(Your goal)
Select the lines that contain "applicable" and copy each of them.

(Record set)
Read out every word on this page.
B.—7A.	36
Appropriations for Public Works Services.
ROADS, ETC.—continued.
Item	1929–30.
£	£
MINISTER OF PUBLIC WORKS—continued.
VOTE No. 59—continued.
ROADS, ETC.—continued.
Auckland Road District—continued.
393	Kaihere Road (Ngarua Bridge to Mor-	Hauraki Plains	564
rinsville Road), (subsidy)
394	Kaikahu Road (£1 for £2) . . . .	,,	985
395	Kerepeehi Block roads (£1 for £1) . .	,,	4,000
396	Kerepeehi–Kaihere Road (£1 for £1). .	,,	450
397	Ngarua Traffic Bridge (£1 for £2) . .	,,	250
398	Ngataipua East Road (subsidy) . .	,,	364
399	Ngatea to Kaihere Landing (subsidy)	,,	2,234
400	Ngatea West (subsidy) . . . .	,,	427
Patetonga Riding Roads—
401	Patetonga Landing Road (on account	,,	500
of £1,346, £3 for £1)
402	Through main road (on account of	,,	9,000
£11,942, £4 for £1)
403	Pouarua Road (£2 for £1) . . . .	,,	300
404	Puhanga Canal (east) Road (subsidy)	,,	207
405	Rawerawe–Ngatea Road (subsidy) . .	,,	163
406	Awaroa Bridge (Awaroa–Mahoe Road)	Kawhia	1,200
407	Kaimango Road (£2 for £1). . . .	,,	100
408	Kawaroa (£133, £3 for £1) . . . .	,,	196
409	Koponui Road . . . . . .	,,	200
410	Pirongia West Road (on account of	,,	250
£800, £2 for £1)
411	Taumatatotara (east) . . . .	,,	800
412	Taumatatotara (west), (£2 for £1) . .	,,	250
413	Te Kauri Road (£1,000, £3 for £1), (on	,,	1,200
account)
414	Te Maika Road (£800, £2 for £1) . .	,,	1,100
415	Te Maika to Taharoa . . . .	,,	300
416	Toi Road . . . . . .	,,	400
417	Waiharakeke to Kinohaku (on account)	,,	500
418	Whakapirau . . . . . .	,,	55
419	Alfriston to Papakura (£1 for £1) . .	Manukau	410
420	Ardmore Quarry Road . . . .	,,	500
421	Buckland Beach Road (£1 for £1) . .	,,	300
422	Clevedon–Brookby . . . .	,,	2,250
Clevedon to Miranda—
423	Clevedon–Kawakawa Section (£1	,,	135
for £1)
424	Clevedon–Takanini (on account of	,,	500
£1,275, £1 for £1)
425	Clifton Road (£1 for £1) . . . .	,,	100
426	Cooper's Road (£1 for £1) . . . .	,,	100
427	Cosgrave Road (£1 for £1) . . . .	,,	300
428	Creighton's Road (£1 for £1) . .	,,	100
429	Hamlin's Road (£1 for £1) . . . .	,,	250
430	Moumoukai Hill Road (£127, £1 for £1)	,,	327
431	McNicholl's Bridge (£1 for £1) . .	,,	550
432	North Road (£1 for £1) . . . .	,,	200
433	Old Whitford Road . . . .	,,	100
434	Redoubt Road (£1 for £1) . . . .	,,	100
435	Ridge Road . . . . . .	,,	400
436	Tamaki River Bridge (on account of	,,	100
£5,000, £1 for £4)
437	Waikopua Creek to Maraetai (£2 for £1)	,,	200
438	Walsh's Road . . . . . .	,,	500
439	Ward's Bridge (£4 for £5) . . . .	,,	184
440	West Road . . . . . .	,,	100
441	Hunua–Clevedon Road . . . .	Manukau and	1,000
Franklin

...

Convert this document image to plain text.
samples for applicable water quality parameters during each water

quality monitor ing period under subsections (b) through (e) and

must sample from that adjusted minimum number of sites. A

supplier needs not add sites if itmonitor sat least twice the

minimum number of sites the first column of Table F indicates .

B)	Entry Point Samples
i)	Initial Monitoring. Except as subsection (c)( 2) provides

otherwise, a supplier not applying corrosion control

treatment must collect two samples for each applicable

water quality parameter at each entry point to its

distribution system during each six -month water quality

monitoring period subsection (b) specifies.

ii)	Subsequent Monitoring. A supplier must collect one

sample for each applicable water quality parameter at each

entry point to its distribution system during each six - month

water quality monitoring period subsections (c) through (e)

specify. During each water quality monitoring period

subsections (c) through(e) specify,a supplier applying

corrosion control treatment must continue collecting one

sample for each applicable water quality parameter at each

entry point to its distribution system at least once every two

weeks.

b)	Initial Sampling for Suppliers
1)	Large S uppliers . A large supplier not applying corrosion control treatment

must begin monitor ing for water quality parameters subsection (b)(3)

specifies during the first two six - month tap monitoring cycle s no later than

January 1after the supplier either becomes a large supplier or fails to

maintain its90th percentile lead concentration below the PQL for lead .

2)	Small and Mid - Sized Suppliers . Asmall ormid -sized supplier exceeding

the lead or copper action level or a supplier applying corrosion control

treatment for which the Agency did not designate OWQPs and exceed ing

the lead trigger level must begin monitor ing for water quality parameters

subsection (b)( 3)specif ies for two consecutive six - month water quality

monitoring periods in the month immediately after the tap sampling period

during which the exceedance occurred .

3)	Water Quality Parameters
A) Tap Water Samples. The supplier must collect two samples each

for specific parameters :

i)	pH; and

(Correct response)
samples for applicable water quality parameters during each water
treatment must collect two samples for each applicable
sample for each applicable water quality parameter at each
sample for each applicable water quality parameter at each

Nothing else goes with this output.